> [Aim]:
Find every line with the word "другие". Copy those lines.

> [Stored data]:
☆ ☆ ☆
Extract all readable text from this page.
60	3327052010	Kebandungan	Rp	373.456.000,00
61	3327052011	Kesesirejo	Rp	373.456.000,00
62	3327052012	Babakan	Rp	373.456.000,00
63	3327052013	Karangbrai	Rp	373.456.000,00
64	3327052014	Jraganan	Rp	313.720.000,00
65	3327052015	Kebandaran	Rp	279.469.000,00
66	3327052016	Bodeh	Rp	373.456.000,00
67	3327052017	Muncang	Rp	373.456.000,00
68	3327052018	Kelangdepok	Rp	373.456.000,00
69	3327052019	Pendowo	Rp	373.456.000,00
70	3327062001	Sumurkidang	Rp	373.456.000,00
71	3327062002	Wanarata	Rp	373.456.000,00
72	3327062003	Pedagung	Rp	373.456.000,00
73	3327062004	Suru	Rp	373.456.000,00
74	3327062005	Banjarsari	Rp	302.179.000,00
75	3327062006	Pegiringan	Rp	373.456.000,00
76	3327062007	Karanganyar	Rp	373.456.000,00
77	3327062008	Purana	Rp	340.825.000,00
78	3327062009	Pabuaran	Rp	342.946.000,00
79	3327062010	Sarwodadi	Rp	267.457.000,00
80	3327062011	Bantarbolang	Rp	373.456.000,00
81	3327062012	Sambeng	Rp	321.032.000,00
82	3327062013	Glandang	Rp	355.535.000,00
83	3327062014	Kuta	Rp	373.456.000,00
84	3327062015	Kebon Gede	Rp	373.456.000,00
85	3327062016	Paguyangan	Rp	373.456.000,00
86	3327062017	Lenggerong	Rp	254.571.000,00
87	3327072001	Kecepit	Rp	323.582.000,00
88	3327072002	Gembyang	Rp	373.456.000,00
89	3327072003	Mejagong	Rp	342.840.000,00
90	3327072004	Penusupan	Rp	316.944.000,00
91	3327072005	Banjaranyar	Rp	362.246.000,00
☆ ☆ ☆
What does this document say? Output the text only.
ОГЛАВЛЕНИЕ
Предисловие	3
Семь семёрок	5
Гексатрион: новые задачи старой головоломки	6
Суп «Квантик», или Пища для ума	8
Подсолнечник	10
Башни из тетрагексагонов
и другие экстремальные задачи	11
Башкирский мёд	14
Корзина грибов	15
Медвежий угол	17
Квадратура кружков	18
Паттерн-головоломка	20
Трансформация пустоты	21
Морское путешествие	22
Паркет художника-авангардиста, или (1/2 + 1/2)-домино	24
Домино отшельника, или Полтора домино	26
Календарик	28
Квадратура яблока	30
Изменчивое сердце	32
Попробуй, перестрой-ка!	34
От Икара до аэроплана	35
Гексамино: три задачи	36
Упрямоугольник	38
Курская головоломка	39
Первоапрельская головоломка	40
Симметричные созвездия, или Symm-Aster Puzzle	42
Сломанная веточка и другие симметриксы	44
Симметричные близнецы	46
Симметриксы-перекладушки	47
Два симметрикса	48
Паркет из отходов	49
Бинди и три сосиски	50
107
☆ ☆ ☆
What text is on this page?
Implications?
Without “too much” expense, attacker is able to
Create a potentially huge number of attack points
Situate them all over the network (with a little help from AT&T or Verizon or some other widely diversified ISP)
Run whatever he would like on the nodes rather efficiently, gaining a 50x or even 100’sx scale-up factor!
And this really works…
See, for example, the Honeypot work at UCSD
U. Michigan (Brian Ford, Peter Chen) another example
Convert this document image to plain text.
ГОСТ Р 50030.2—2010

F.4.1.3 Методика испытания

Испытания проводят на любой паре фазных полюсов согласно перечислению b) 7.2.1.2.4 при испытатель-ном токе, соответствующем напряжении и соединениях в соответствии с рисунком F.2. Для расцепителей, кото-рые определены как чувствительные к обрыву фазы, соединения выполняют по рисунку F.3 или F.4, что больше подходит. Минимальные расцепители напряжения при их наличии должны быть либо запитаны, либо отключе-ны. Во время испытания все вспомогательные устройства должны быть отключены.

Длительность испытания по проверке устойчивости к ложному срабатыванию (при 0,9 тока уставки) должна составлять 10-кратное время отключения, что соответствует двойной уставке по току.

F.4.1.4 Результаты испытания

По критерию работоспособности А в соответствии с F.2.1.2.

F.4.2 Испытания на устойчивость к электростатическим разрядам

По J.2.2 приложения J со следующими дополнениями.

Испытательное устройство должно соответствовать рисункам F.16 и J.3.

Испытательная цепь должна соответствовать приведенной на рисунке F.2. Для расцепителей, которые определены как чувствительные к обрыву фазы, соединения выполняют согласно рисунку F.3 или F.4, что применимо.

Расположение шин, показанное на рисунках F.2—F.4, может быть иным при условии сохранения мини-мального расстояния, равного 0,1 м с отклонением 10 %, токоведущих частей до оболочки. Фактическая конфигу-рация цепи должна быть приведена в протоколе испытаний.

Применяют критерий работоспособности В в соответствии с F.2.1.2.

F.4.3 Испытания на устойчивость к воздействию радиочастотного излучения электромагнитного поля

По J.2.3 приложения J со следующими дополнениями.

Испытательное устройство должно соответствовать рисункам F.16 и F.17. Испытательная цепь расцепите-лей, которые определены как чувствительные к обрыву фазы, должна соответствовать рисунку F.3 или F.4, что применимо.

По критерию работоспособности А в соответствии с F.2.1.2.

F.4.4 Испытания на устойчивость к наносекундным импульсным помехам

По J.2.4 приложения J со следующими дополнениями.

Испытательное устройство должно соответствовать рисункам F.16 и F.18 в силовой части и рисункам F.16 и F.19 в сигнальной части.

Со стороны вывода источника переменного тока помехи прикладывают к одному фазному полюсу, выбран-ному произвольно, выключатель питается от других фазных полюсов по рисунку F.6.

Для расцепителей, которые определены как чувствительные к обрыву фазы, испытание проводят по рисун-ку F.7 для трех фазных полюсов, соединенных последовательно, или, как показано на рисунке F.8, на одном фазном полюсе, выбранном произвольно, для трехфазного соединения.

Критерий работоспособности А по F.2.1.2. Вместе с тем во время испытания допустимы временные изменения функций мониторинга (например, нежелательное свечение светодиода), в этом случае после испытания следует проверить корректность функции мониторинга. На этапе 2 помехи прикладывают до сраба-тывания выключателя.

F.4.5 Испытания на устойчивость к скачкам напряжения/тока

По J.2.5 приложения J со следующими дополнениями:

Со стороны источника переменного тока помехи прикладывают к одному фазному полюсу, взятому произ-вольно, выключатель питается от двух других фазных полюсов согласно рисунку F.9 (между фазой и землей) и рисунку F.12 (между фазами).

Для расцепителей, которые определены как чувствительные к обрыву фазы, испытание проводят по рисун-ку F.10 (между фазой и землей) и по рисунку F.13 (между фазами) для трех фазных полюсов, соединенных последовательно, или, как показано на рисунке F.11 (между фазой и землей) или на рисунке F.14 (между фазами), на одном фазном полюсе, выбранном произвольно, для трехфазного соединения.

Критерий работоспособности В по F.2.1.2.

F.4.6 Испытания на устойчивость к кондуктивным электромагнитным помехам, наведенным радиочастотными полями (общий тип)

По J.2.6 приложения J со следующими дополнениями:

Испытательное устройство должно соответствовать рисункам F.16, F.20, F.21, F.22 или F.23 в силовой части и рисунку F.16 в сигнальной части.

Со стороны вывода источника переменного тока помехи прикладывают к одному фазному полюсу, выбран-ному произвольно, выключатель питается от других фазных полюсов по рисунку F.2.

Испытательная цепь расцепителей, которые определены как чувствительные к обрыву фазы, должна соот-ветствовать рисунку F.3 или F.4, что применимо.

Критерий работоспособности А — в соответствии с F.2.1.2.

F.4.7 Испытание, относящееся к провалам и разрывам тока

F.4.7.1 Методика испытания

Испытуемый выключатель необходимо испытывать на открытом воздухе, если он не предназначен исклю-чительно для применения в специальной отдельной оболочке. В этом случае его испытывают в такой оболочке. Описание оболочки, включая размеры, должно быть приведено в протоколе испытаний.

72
☆ ☆ ☆
> [Exercise answer]:
и другие экстремальные задачи	11
Сломанная веточка и другие симметриксы	44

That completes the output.